WORK REQUIRED:
Without the pictures, return each record as it appears.
____
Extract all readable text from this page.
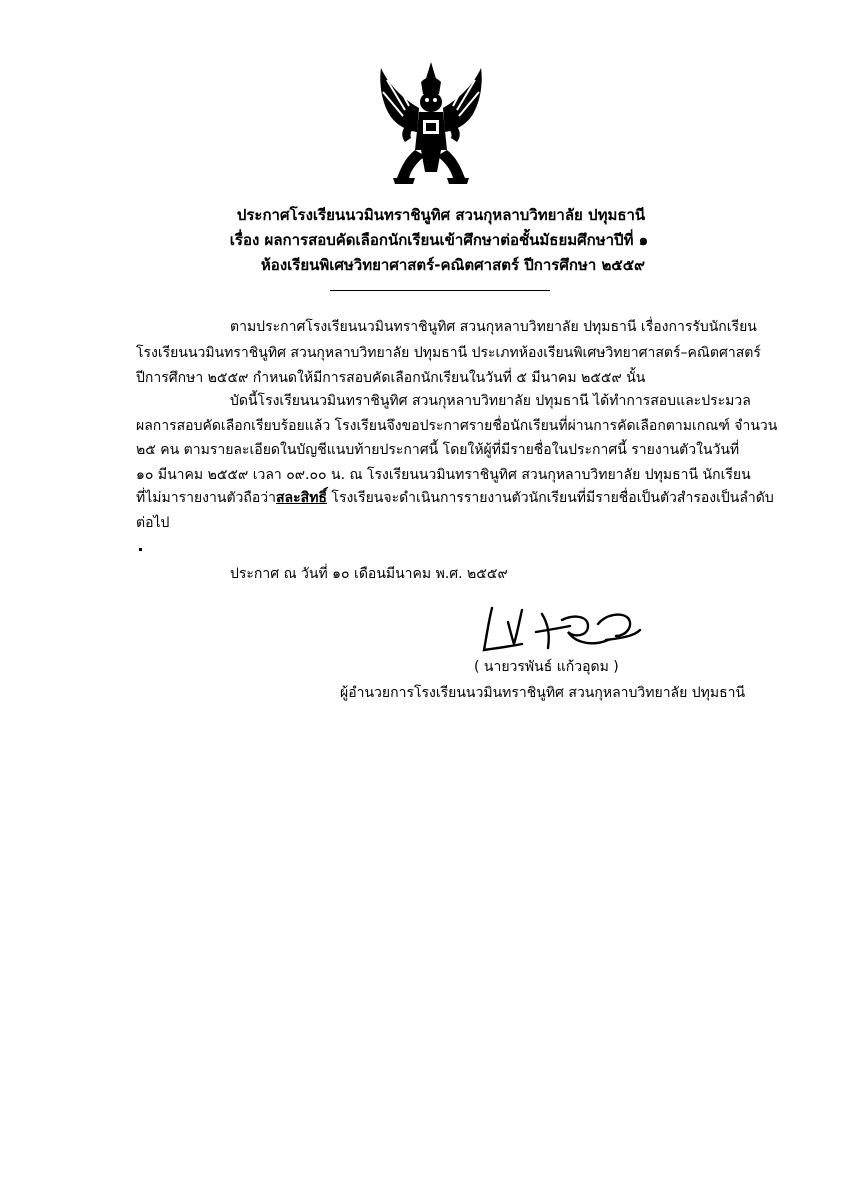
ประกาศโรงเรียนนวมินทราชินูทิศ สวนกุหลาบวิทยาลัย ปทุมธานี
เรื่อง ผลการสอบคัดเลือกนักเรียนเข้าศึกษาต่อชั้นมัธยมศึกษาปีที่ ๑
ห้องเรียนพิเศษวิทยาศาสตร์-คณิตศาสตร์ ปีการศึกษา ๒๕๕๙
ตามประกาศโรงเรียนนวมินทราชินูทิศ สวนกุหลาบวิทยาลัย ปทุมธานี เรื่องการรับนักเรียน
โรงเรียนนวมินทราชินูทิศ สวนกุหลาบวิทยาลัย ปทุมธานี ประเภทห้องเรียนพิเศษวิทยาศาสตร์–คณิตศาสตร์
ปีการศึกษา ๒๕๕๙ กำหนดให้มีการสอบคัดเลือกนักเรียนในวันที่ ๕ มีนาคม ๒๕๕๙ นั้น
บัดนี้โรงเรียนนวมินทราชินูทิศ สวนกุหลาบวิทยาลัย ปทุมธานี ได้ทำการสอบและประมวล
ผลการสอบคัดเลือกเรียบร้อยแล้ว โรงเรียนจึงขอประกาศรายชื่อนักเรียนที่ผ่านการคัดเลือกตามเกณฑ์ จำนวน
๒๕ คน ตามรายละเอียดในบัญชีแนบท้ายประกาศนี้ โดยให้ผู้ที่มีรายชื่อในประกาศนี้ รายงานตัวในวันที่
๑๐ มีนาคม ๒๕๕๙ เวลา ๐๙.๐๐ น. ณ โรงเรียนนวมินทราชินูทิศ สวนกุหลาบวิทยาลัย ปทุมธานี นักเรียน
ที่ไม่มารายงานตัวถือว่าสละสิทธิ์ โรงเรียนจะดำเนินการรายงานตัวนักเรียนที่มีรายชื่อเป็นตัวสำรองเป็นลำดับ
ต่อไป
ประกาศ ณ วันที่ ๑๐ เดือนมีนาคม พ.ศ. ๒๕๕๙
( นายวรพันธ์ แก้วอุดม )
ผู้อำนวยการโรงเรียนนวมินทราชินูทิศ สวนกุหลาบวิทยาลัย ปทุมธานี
____
WRITTEN RESPONSE:
Extract all readable text from this page.
ประกาศโรงเรียนนวมินทราชินูทิศ สวนกุหลาบวิทยาลัย ปทุมธานี
เรื่อง ผลการสอบคัดเลือกนักเรียนเข้าศึกษาต่อชั้นมัธยมศึกษาปีที่ ๑
ห้องเรียนพิเศษวิทยาศาสตร์-คณิตศาสตร์ ปีการศึกษา ๒๕๕๙
ตามประกาศโรงเรียนนวมินทราชินูทิศ สวนกุหลาบวิทยาลัย ปทุมธานี เรื่องการรับนักเรียน
โรงเรียนนวมินทราชินูทิศ สวนกุหลาบวิทยาลัย ปทุมธานี ประเภทห้องเรียนพิเศษวิทยาศาสตร์–คณิตศาสตร์
ปีการศึกษา ๒๕๕๙ กำหนดให้มีการสอบคัดเลือกนักเรียนในวันที่ ๕ มีนาคม ๒๕๕๙ นั้น
บัดนี้โรงเรียนนวมินทราชินูทิศ สวนกุหลาบวิทยาลัย ปทุมธานี ได้ทำการสอบและประมวล
ผลการสอบคัดเลือกเรียบร้อยแล้ว โรงเรียนจึงขอประกาศรายชื่อนักเรียนที่ผ่านการคัดเลือกตามเกณฑ์ จำนวน
๒๕ คน ตามรายละเอียดในบัญชีแนบท้ายประกาศนี้ โดยให้ผู้ที่มีรายชื่อในประกาศนี้ รายงานตัวในวันที่
๑๐ มีนาคม ๒๕๕๙ เวลา ๐๙.๐๐ น. ณ โรงเรียนนวมินทราชินูทิศ สวนกุหลาบวิทยาลัย ปทุมธานี นักเรียน
ที่ไม่มารายงานตัวถือว่าสละสิทธิ์ โรงเรียนจะดำเนินการรายงานตัวนักเรียนที่มีรายชื่อเป็นตัวสำรองเป็นลำดับ
ต่อไป
ประกาศ ณ วันที่ ๑๐ เดือนมีนาคม พ.ศ. ๒๕๕๙
( นายวรพันธ์ แก้วอุดม )
ผู้อำนวยการโรงเรียนนวมินทราชินูทิศ สวนกุหลาบวิทยาลัย ปทุมธานี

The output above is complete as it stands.